◆ **EXERCISE BRIEF**
Copy each line holding the string "Data".

◆ **EXTRACTED RECORDS**
┌──

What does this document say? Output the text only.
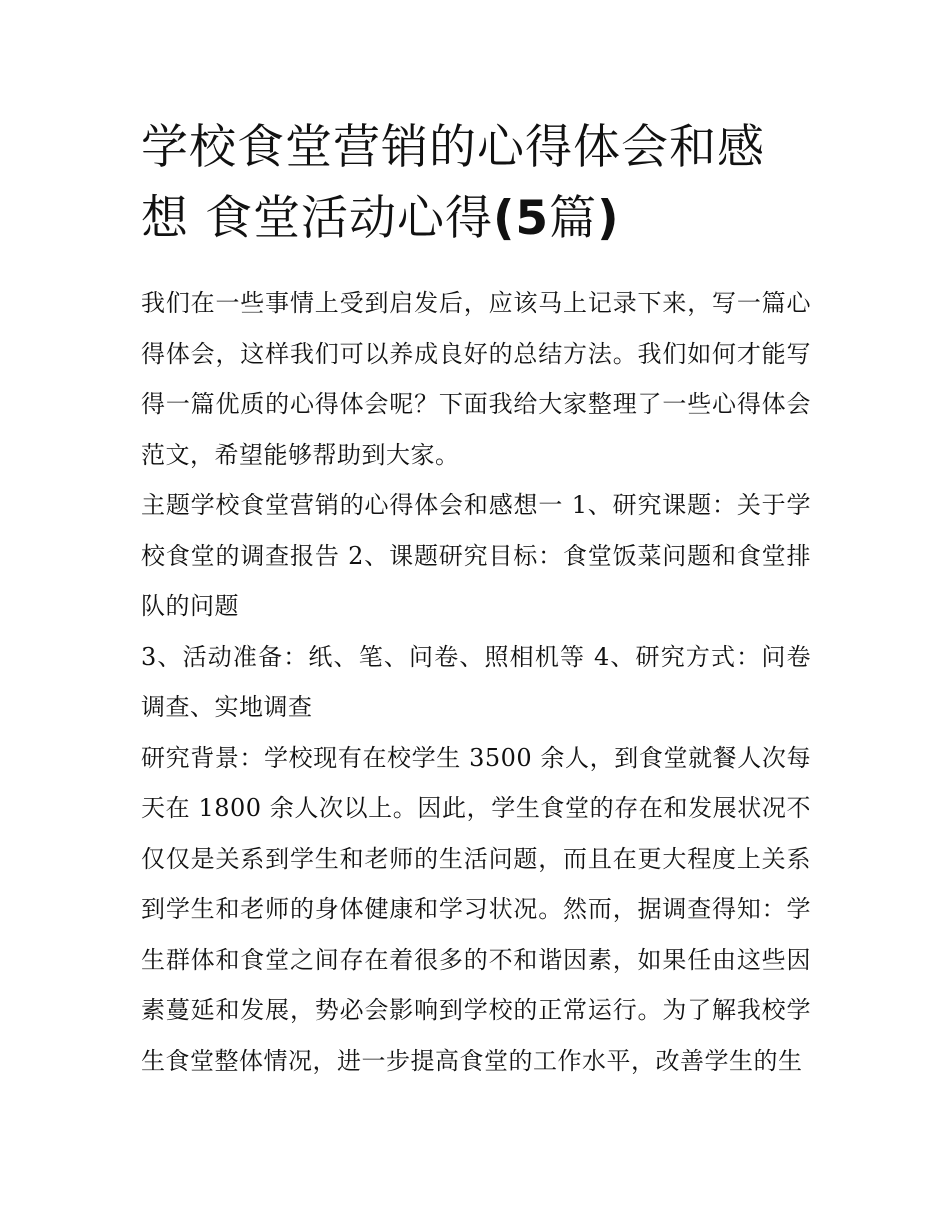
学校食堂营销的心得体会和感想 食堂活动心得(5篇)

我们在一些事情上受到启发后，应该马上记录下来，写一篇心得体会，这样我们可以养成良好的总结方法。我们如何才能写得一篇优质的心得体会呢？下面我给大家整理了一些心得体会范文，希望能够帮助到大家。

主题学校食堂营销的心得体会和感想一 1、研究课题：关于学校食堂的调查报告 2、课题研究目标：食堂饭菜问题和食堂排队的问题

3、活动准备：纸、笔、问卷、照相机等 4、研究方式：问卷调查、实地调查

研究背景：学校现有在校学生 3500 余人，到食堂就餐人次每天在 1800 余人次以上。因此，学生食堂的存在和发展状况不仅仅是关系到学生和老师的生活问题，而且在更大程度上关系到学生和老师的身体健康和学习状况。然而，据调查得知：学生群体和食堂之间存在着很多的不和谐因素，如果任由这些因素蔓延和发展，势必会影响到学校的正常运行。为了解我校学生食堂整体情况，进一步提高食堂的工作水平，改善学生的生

└──
┌──

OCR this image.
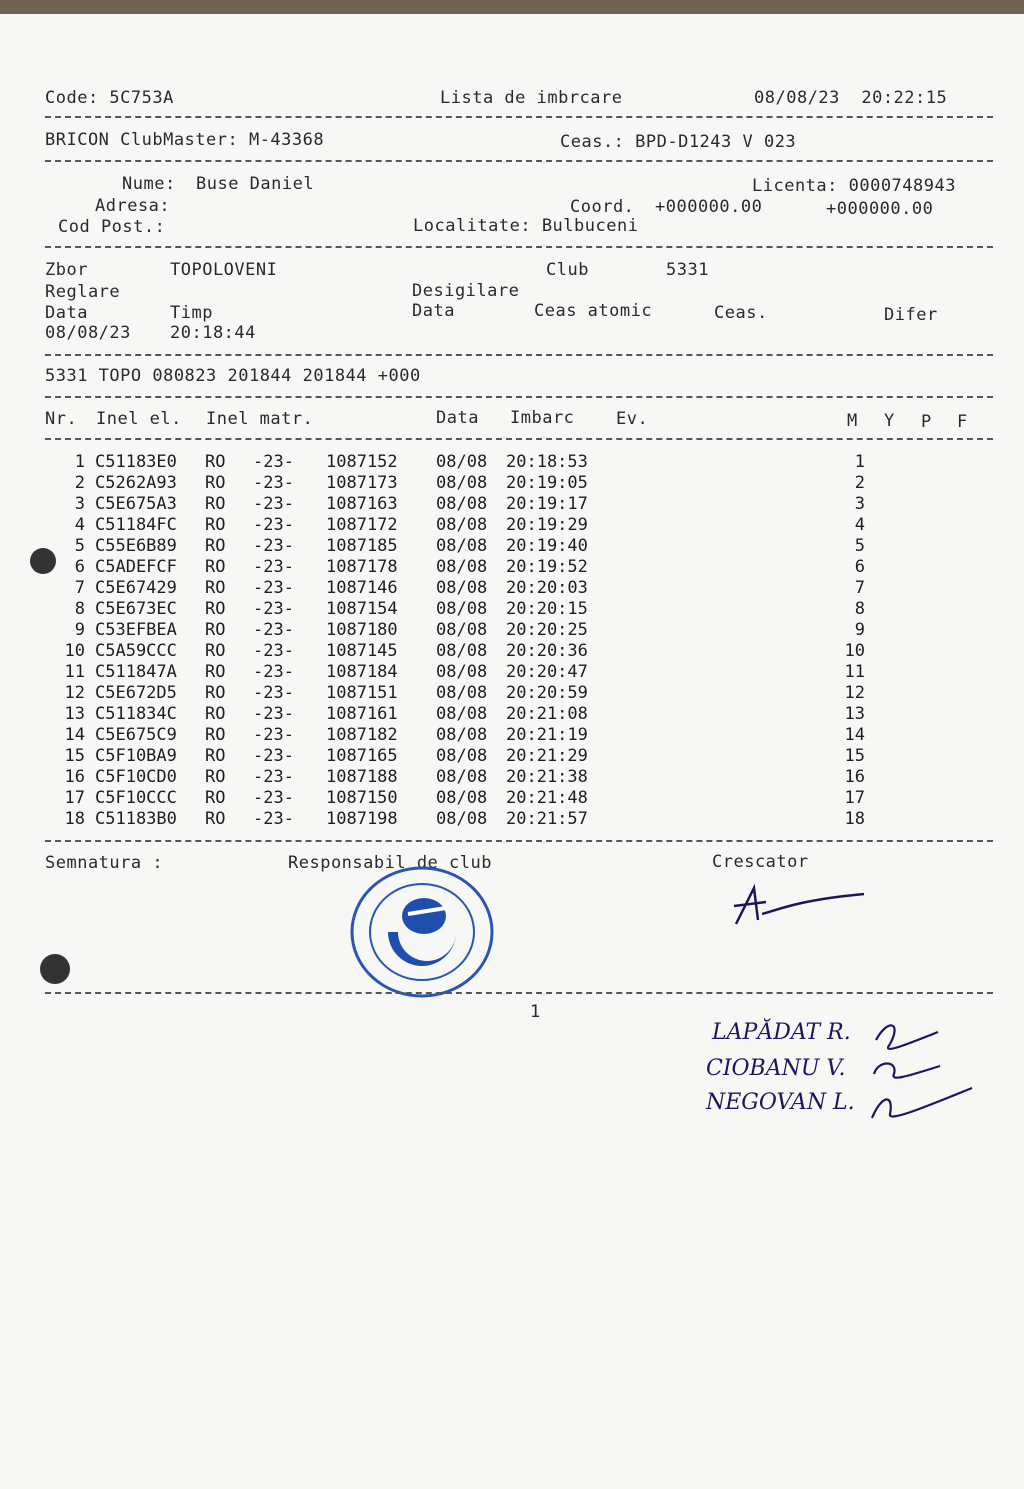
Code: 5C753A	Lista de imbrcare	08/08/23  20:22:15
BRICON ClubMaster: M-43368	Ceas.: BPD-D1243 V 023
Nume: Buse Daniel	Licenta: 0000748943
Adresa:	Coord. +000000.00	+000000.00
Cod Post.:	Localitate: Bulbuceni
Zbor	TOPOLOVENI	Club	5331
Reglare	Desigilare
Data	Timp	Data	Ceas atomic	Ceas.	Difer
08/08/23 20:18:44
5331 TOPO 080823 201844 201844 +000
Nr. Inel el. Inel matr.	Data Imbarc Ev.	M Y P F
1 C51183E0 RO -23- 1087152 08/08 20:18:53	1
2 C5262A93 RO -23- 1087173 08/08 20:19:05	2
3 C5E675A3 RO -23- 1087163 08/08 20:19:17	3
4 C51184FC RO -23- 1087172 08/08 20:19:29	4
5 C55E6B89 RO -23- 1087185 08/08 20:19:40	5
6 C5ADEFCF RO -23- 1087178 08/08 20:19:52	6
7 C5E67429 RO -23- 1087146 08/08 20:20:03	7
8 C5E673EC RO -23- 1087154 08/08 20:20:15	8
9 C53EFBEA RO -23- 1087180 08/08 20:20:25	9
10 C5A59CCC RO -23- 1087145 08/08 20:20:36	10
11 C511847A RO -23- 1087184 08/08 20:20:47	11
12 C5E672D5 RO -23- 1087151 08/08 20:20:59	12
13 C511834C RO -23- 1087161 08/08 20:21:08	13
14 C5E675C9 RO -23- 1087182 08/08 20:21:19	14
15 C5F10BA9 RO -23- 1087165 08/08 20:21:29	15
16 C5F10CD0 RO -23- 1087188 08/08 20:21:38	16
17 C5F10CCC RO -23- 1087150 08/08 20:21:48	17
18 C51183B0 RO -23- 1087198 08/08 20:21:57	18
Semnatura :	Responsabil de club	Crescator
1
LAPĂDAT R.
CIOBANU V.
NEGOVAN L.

└──

◆ **SOLUTION TO THIS PROBLEM**
Data	Timp	Data	Ceas atomic	Ceas.	Difer
Nr. Inel el. Inel matr.	Data Imbarc Ev.	M Y P F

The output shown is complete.